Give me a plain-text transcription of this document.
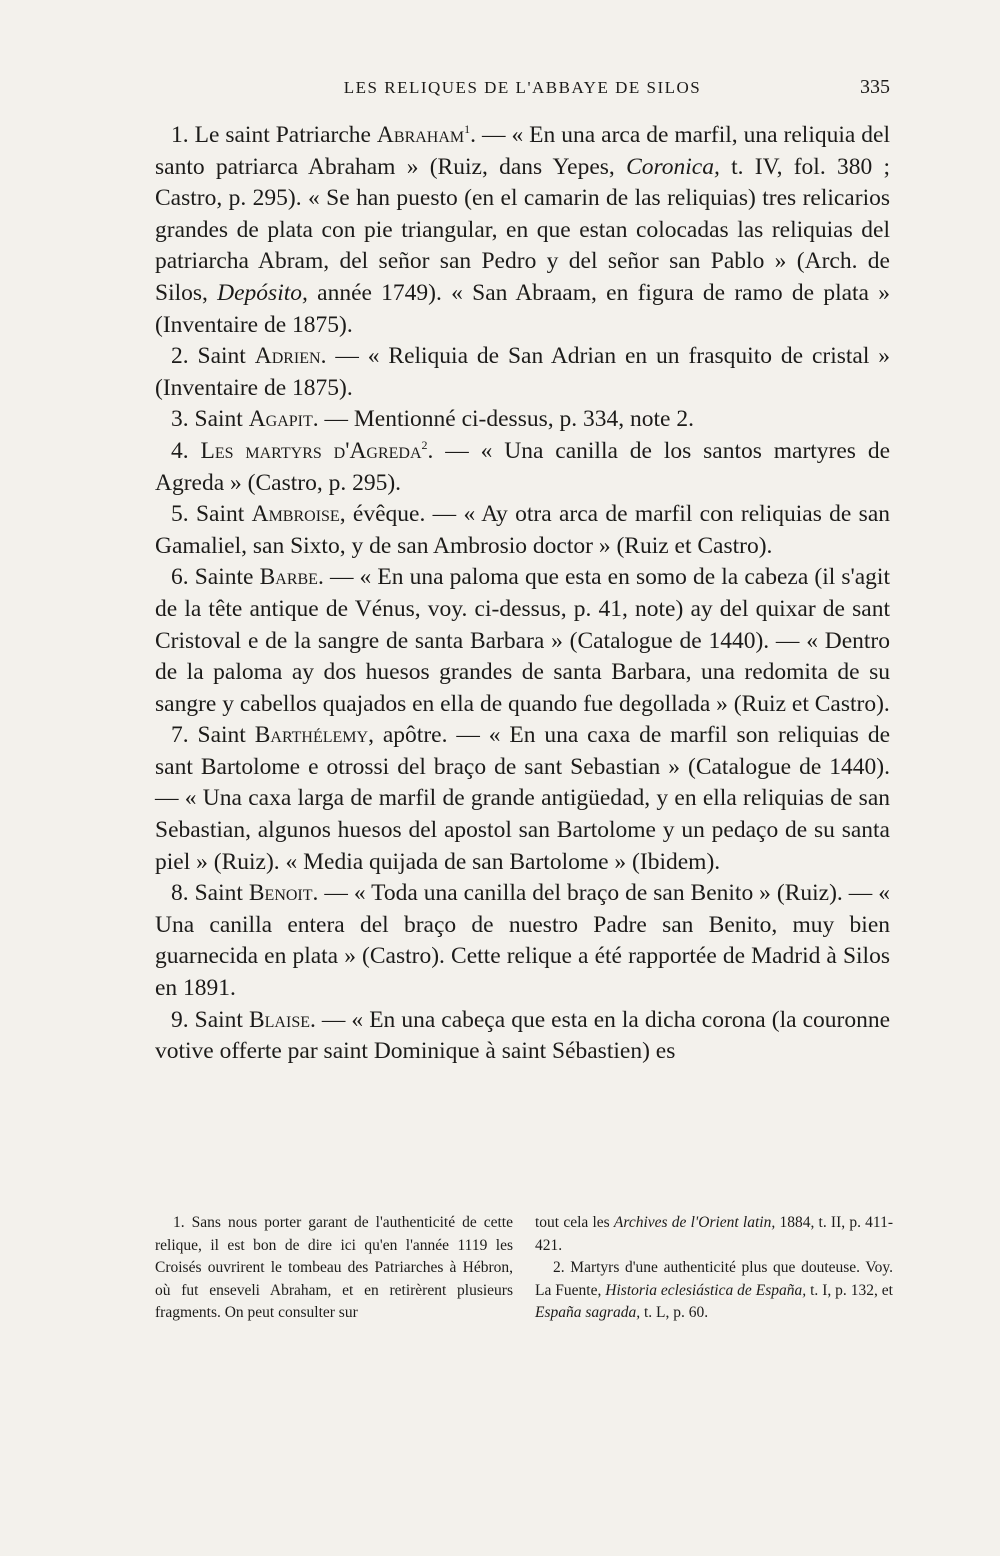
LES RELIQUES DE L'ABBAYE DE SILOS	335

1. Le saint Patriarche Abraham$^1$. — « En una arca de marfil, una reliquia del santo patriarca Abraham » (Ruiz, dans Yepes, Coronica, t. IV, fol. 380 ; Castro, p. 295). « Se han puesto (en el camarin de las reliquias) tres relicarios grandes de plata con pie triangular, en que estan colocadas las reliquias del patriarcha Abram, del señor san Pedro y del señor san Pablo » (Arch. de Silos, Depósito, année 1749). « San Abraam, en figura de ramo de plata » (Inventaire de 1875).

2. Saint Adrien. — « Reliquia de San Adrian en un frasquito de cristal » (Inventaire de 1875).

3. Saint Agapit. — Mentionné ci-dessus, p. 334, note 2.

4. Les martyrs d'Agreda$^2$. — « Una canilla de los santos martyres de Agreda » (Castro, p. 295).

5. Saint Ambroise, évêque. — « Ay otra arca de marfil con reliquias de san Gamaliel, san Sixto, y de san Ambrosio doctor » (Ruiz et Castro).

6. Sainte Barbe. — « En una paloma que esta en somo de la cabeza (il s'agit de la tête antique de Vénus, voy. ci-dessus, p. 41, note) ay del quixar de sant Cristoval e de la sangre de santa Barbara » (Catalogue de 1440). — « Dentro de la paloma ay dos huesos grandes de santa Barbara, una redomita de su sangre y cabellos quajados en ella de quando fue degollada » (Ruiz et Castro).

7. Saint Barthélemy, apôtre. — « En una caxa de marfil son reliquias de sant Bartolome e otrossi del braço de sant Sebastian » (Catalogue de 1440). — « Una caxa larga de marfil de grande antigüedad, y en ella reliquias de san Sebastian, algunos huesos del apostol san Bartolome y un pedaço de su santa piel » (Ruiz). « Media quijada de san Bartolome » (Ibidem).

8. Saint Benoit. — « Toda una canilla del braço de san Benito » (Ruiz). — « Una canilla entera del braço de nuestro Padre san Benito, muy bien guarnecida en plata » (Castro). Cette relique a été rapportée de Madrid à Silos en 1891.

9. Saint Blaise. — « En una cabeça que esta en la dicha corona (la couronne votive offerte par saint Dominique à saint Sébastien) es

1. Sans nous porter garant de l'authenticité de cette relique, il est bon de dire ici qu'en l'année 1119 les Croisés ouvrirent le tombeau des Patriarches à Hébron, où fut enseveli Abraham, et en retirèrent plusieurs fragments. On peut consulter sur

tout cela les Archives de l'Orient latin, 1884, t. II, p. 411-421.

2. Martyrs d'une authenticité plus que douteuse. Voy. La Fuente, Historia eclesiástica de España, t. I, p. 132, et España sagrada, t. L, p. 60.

——————

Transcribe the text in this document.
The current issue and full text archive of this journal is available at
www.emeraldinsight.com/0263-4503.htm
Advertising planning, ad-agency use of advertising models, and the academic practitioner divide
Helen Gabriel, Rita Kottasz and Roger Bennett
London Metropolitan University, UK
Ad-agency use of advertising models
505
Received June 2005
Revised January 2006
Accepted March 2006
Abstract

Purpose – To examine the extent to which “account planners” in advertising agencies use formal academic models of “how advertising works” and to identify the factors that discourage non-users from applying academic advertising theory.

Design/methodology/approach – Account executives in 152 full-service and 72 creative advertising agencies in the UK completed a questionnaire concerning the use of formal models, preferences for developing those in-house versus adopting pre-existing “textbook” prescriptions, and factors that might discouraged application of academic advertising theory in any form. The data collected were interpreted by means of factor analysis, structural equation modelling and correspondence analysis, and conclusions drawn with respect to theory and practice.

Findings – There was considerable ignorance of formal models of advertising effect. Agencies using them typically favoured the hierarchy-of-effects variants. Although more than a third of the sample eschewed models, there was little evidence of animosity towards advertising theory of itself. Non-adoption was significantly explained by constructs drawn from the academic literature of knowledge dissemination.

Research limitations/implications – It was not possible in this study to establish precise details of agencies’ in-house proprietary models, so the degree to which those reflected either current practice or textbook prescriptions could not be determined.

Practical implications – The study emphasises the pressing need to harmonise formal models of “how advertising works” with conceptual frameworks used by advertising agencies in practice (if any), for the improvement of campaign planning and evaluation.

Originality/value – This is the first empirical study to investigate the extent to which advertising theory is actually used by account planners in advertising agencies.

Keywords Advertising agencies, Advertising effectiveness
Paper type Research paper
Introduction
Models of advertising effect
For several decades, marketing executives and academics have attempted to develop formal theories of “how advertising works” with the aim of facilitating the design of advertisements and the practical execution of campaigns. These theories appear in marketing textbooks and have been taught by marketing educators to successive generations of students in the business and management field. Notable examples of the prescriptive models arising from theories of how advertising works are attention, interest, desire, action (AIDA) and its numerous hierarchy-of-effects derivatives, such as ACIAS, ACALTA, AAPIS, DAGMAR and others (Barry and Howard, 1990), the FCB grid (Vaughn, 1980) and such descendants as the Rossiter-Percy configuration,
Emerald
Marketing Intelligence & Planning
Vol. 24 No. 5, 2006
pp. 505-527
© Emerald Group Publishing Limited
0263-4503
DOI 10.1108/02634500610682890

——————

» Task to complete: Report each line of the material above where the word "extent" appears.

» Worked solution:
Purpose – To examine the extent to which “account planners” in advertising agencies use formal academic models of “how advertising works” and to identify the factors that discourage non-users from applying academic advertising theory.
Originality/value – This is the first empirical study to investigate the extent to which advertising theory is actually used by account planners in advertising agencies.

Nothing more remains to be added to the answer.